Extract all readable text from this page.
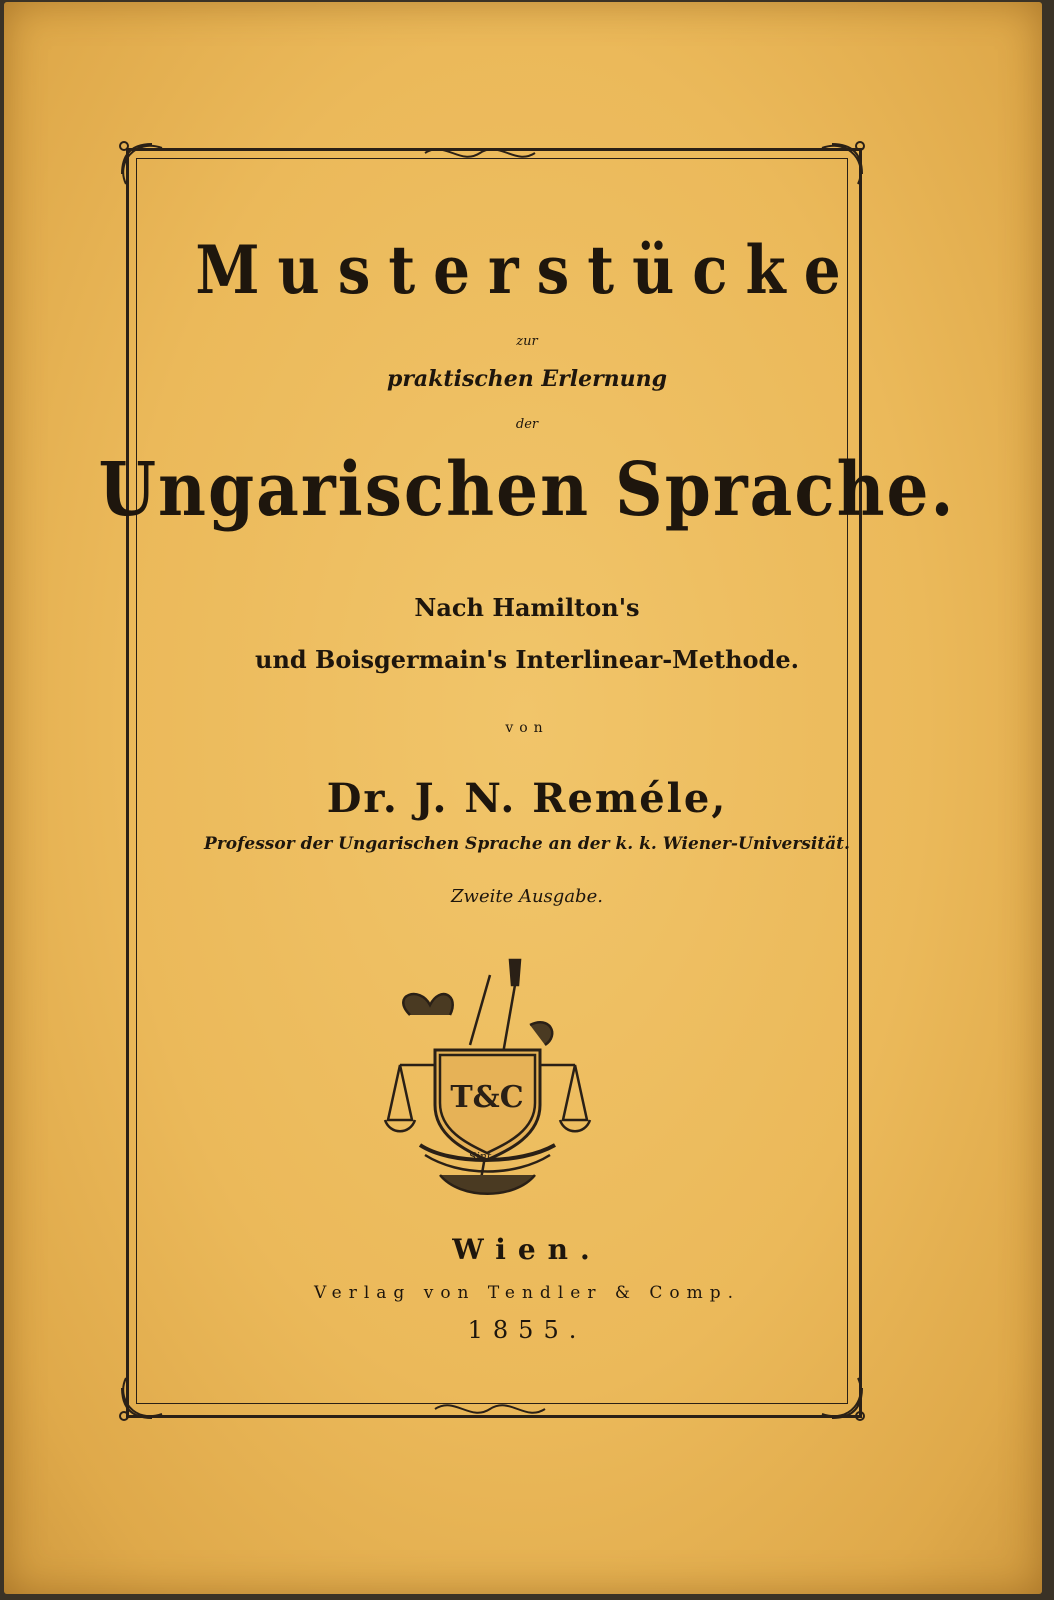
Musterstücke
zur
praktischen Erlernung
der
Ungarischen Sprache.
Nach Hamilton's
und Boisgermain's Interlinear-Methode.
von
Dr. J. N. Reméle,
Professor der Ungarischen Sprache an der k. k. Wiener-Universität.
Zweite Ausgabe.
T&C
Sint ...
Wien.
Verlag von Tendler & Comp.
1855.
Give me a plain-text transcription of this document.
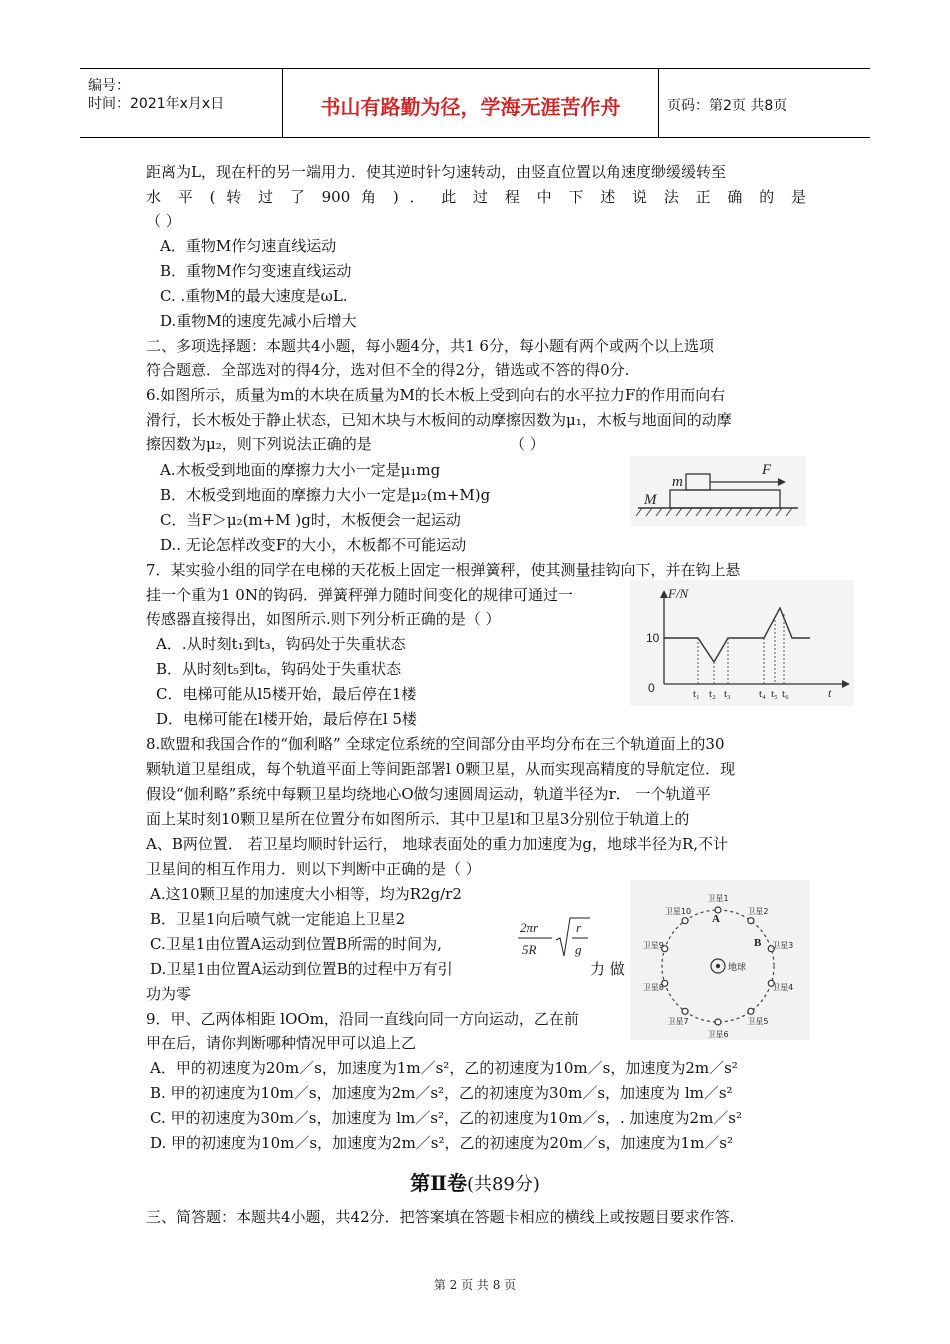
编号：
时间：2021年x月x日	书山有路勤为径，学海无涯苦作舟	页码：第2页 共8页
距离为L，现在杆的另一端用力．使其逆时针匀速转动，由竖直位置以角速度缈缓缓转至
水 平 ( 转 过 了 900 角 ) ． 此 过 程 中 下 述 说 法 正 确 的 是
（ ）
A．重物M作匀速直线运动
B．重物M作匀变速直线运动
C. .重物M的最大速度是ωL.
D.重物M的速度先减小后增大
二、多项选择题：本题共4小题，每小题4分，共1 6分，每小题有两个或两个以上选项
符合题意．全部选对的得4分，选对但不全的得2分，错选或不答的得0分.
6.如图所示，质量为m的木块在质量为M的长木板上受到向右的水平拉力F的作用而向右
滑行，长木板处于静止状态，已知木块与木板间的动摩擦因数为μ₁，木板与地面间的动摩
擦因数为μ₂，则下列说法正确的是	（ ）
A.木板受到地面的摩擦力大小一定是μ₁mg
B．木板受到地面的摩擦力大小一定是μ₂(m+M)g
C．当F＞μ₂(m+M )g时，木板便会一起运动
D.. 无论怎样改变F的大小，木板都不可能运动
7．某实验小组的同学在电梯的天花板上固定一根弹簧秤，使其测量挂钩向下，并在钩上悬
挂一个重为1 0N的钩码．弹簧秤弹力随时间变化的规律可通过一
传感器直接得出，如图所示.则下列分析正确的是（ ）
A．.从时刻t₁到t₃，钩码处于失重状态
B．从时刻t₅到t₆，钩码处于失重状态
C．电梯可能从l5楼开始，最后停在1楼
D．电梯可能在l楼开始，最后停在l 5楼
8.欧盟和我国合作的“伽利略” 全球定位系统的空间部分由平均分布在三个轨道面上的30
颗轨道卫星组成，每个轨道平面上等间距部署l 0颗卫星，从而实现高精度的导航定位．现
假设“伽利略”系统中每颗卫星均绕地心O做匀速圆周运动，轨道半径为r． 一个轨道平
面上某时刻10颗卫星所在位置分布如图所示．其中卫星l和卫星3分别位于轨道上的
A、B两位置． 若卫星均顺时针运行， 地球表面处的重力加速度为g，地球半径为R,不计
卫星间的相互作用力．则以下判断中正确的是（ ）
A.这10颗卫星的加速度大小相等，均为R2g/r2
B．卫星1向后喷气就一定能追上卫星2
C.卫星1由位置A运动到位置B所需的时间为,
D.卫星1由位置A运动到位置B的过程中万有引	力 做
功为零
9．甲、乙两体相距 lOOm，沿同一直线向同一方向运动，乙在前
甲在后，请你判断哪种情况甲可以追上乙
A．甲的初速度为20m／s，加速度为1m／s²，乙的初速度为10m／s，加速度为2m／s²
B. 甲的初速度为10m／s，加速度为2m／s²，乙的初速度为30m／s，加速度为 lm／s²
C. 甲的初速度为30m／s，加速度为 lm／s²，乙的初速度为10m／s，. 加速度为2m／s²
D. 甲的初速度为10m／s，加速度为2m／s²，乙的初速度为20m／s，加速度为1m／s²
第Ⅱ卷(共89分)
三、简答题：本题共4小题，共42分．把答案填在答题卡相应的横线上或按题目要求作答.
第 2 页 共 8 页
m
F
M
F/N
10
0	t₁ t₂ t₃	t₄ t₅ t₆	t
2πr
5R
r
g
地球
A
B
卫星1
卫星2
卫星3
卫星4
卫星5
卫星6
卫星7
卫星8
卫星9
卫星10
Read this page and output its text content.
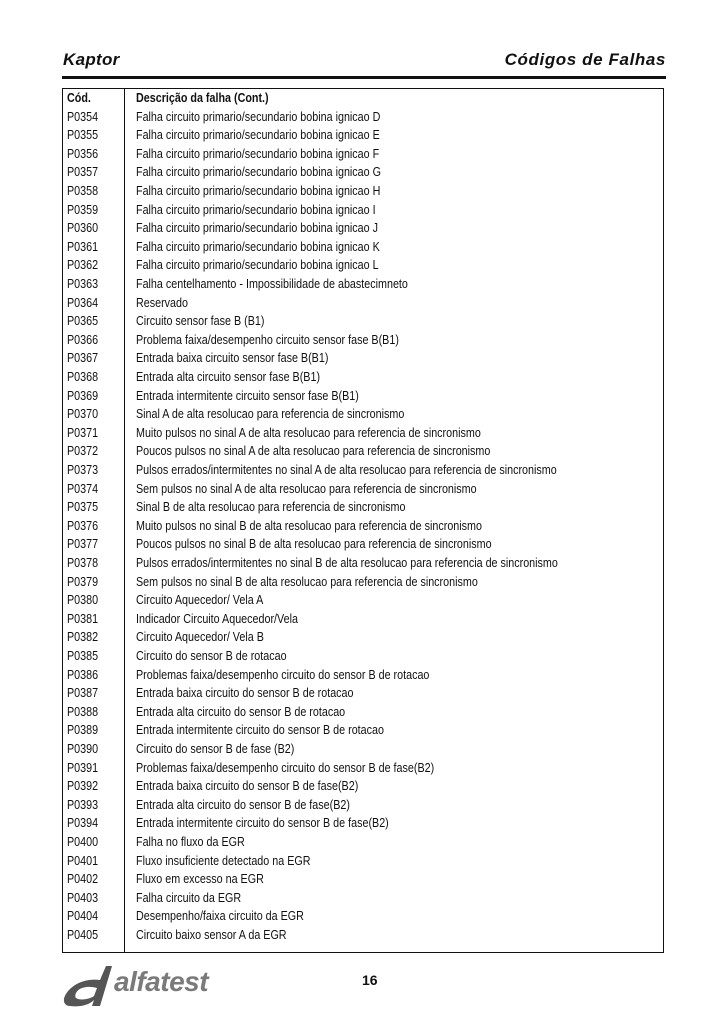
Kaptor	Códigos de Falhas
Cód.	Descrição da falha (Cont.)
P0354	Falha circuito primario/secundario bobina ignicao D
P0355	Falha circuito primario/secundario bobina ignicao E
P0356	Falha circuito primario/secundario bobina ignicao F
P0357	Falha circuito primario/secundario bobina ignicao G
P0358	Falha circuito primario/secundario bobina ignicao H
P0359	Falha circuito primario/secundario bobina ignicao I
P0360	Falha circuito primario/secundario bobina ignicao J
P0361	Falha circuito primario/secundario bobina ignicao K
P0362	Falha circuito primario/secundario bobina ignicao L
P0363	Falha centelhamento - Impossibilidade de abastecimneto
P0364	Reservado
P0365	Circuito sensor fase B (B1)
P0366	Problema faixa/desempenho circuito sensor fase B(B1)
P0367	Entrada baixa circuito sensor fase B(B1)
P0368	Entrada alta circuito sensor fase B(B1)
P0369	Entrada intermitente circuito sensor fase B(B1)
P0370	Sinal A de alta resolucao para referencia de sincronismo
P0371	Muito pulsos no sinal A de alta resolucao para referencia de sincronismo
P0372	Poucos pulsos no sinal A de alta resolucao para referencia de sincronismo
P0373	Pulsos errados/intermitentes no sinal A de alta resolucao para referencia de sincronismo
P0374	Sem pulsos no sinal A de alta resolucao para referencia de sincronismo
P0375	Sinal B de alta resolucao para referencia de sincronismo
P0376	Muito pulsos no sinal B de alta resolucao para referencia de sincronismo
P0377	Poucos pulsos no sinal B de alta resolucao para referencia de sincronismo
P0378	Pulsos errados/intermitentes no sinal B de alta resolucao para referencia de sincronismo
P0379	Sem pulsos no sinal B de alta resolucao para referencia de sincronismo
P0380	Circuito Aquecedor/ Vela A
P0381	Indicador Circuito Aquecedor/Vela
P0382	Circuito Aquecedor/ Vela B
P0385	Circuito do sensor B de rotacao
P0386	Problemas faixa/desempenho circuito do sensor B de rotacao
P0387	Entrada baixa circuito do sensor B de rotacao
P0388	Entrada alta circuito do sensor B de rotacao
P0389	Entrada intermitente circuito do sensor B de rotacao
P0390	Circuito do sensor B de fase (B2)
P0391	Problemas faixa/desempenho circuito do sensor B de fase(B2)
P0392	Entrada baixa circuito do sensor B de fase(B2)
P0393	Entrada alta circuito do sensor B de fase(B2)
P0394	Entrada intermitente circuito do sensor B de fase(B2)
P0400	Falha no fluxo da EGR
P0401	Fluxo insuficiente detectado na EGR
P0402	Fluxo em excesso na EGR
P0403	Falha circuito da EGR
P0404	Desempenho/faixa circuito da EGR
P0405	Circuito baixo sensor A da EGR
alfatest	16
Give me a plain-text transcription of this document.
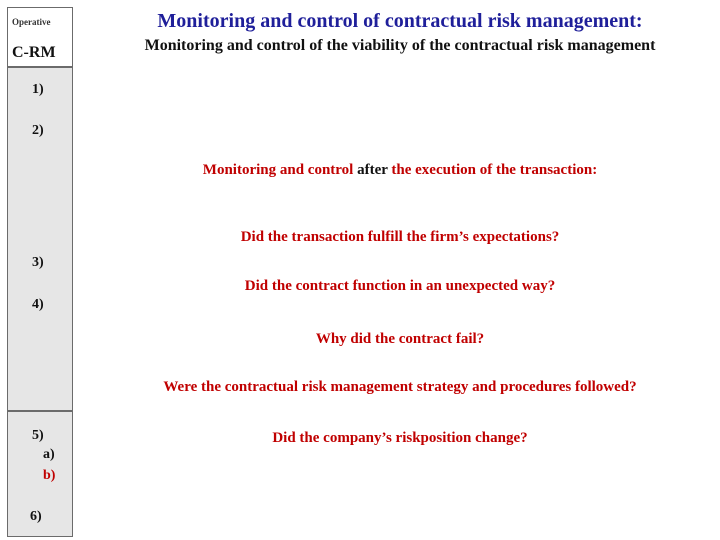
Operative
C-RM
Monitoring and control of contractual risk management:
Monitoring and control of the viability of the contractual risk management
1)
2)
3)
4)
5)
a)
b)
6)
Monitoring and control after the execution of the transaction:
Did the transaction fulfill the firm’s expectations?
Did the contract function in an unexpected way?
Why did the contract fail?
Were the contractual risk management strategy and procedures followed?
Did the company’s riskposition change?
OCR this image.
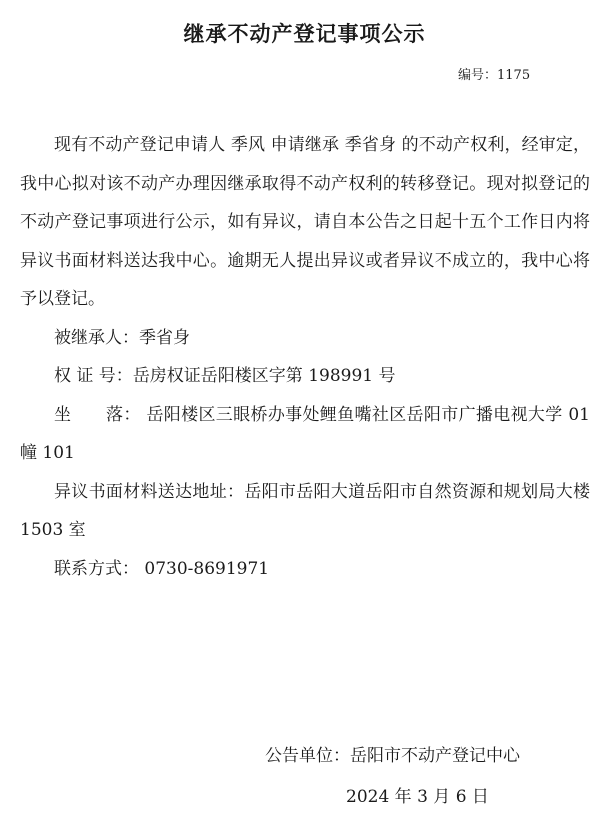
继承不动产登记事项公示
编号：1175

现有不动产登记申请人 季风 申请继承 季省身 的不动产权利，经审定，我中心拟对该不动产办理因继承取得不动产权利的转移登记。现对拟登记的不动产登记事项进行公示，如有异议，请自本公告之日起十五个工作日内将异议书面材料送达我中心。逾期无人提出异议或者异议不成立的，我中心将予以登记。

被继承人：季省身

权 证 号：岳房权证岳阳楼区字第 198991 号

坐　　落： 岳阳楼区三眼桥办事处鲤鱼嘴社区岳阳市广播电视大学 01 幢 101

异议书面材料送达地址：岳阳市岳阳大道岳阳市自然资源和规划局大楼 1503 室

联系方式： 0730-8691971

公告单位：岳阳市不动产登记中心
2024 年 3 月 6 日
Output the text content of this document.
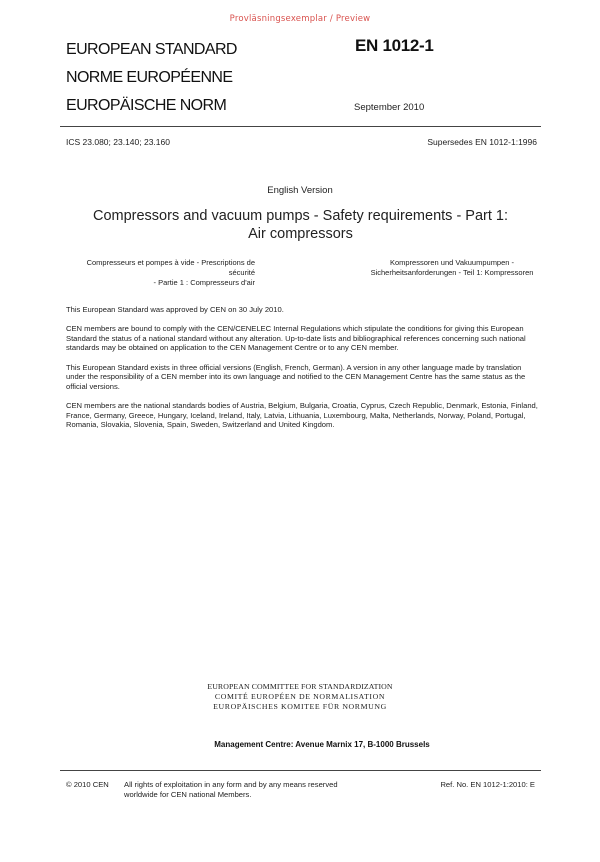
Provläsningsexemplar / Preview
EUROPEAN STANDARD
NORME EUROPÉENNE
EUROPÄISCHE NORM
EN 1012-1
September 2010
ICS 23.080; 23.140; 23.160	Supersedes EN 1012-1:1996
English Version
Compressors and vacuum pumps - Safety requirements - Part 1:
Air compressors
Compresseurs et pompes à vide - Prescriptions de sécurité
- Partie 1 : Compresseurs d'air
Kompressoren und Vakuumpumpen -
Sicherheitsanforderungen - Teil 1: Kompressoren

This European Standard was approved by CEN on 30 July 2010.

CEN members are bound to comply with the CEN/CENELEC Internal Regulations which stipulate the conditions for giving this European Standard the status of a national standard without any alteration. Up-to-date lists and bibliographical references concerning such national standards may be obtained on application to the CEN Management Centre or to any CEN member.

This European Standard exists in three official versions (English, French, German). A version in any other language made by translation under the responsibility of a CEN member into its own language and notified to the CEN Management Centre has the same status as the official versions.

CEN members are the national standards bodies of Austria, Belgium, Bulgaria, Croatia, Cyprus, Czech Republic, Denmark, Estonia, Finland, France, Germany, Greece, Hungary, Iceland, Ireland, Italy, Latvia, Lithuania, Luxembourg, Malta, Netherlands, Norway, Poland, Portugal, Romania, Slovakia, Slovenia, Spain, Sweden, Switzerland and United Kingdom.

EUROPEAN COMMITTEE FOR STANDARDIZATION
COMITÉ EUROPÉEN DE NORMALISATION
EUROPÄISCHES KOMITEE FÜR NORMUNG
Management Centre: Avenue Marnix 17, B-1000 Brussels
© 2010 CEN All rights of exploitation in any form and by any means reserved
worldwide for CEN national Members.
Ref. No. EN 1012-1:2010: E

^^^^

TASK TO COMPLETE:
Scan the material above. Extract every line in which the word "rotacao" occurs.

TASK RESULT:
P0385	Circuito do sensor B de rotacao
P0386	Problemas faixa/desempenho circuito do sensor B de rotacao
P0387	Entrada baixa circuito do sensor B de rotacao
P0388	Entrada alta circuito do sensor B de rotacao
P0389	Entrada intermitente circuito do sensor B de rotacao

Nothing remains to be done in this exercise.